* Exercise task
The listing below is to be output in its exact form.

* Given records

++++++

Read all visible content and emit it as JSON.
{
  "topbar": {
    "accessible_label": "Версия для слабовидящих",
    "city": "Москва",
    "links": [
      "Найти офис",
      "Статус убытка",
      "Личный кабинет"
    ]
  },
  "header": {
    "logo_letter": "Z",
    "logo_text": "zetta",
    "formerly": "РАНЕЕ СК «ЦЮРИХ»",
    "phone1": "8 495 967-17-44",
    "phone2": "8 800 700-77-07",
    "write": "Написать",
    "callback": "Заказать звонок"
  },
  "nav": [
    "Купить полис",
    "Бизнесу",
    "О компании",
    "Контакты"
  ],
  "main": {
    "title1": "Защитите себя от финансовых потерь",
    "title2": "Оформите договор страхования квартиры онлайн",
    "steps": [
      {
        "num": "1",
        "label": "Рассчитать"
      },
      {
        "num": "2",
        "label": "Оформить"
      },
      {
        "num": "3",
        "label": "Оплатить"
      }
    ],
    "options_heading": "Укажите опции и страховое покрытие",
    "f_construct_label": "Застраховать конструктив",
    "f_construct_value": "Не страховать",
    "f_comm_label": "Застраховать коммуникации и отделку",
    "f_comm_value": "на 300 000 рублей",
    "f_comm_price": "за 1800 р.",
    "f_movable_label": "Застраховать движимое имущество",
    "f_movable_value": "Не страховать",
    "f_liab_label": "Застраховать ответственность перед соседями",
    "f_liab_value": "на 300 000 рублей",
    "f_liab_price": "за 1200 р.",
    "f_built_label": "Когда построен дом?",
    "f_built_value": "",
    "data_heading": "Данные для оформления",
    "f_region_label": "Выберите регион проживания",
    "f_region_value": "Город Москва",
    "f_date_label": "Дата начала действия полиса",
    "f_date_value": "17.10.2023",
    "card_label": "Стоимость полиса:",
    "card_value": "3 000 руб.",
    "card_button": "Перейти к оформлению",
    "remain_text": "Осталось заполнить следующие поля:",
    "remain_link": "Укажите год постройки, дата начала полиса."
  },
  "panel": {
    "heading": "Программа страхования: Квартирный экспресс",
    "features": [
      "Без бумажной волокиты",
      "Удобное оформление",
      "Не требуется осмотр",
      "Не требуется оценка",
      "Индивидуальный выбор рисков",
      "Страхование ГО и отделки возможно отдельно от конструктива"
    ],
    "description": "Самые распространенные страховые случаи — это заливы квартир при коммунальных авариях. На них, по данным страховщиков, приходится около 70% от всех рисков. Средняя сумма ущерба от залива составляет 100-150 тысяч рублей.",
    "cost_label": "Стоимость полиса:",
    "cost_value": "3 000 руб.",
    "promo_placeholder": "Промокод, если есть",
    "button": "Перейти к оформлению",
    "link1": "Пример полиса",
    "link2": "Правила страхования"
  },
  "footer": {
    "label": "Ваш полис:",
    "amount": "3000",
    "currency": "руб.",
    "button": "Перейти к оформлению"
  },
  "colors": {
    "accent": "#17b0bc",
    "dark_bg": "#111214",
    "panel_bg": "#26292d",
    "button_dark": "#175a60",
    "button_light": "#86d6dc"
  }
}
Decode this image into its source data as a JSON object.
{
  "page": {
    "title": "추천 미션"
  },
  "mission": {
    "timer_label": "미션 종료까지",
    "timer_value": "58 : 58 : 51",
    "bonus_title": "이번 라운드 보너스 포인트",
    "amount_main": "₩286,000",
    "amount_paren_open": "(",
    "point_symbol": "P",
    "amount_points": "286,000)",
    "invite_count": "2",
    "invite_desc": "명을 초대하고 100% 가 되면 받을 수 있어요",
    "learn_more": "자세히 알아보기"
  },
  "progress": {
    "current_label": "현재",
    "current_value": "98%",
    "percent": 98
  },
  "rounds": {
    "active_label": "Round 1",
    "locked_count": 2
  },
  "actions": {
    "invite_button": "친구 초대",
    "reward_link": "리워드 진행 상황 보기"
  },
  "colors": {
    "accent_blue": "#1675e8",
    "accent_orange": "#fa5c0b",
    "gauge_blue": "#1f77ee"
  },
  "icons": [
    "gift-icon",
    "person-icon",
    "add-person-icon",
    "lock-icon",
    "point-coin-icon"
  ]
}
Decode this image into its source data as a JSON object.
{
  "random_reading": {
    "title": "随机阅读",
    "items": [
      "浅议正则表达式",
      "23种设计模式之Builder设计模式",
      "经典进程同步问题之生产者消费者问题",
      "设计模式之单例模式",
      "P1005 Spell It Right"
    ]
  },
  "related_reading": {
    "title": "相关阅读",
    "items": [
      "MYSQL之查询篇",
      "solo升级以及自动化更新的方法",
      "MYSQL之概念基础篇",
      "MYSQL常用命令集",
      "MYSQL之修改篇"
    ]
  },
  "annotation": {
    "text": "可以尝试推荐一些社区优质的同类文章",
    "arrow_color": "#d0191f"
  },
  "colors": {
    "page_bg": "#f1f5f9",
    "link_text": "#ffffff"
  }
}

++++++

* Reply to the task
Read all visible content and emit it as JSON.
{
  "topbar": {
    "accessible_label": "Версия для слабовидящих",
    "city": "Москва",
    "links": [
      "Найти офис",
      "Статус убытка",
      "Личный кабинет"
    ]
  },
  "header": {
    "logo_letter": "Z",
    "logo_text": "zetta",
    "formerly": "РАНЕЕ СК «ЦЮРИХ»",
    "phone1": "8 495 967-17-44",
    "phone2": "8 800 700-77-07",
    "write": "Написать",
    "callback": "Заказать звонок"
  },
  "nav": [
    "Купить полис",
    "Бизнесу",
    "О компании",
    "Контакты"
  ],
  "main": {
    "title1": "Защитите себя от финансовых потерь",
    "title2": "Оформите договор страхования квартиры онлайн",
    "steps": [
      {
        "num": "1",
        "label": "Рассчитать"
      },
      {
        "num": "2",
        "label": "Оформить"
      },
      {
        "num": "3",
        "label": "Оплатить"
      }
    ],
    "options_heading": "Укажите опции и страховое покрытие",
    "f_construct_label": "Застраховать конструктив",
    "f_construct_value": "Не страховать",
    "f_comm_label": "Застраховать коммуникации и отделку",
    "f_comm_value": "на 300 000 рублей",
    "f_comm_price": "за 1800 р.",
    "f_movable_label": "Застраховать движимое имущество",
    "f_movable_value": "Не страховать",
    "f_liab_label": "Застраховать ответственность перед соседями",
    "f_liab_value": "на 300 000 рублей",
    "f_liab_price": "за 1200 р.",
    "f_built_label": "Когда построен дом?",
    "f_built_value": "",
    "data_heading": "Данные для оформления",
    "f_region_label": "Выберите регион проживания",
    "f_region_value": "Город Москва",
    "f_date_label": "Дата начала действия полиса",
    "f_date_value": "17.10.2023",
    "card_label": "Стоимость полиса:",
    "card_value": "3 000 руб.",
    "card_button": "Перейти к оформлению",
    "remain_text": "Осталось заполнить следующие поля:",
    "remain_link": "Укажите год постройки, дата начала полиса."
  },
  "panel": {
    "heading": "Программа страхования: Квартирный экспресс",
    "features": [
      "Без бумажной волокиты",
      "Удобное оформление",
      "Не требуется осмотр",
      "Не требуется оценка",
      "Индивидуальный выбор рисков",
      "Страхование ГО и отделки возможно отдельно от конструктива"
    ],
    "description": "Самые распространенные страховые случаи — это заливы квартир при коммунальных авариях. На них, по данным страховщиков, приходится около 70% от всех рисков. Средняя сумма ущерба от залива составляет 100-150 тысяч рублей.",
    "cost_label": "Стоимость полиса:",
    "cost_value": "3 000 руб.",
    "promo_placeholder": "Промокод, если есть",
    "button": "Перейти к оформлению",
    "link1": "Пример полиса",
    "link2": "Правила страхования"
  },
  "footer": {
    "label": "Ваш полис:",
    "amount": "3000",
    "currency": "руб.",
    "button": "Перейти к оформлению"
  },
  "colors": {
    "accent": "#17b0bc",
    "dark_bg": "#111214",
    "panel_bg": "#26292d",
    "button_dark": "#175a60",
    "button_light": "#86d6dc"
  }
}
Decode this image into its source data as a JSON object.
{
  "page": {
    "title": "추천 미션"
  },
  "mission": {
    "timer_label": "미션 종료까지",
    "timer_value": "58 : 58 : 51",
    "bonus_title": "이번 라운드 보너스 포인트",
    "amount_main": "₩286,000",
    "amount_paren_open": "(",
    "point_symbol": "P",
    "amount_points": "286,000)",
    "invite_count": "2",
    "invite_desc": "명을 초대하고 100% 가 되면 받을 수 있어요",
    "learn_more": "자세히 알아보기"
  },
  "progress": {
    "current_label": "현재",
    "current_value": "98%",
    "percent": 98
  },
  "rounds": {
    "active_label": "Round 1",
    "locked_count": 2
  },
  "actions": {
    "invite_button": "친구 초대",
    "reward_link": "리워드 진행 상황 보기"
  },
  "colors": {
    "accent_blue": "#1675e8",
    "accent_orange": "#fa5c0b",
    "gauge_blue": "#1f77ee"
  },
  "icons": [
    "gift-icon",
    "person-icon",
    "add-person-icon",
    "lock-icon",
    "point-coin-icon"
  ]
}
Decode this image into its source data as a JSON object.
{
  "random_reading": {
    "title": "随机阅读",
    "items": [
      "浅议正则表达式",
      "23种设计模式之Builder设计模式",
      "经典进程同步问题之生产者消费者问题",
      "设计模式之单例模式",
      "P1005 Spell It Right"
    ]
  },
  "related_reading": {
    "title": "相关阅读",
    "items": [
      "MYSQL之查询篇",
      "solo升级以及自动化更新的方法",
      "MYSQL之概念基础篇",
      "MYSQL常用命令集",
      "MYSQL之修改篇"
    ]
  },
  "annotation": {
    "text": "可以尝试推荐一些社区优质的同类文章",
    "arrow_color": "#d0191f"
  },
  "colors": {
    "page_bg": "#f1f5f9",
    "link_text": "#ffffff"
  }
}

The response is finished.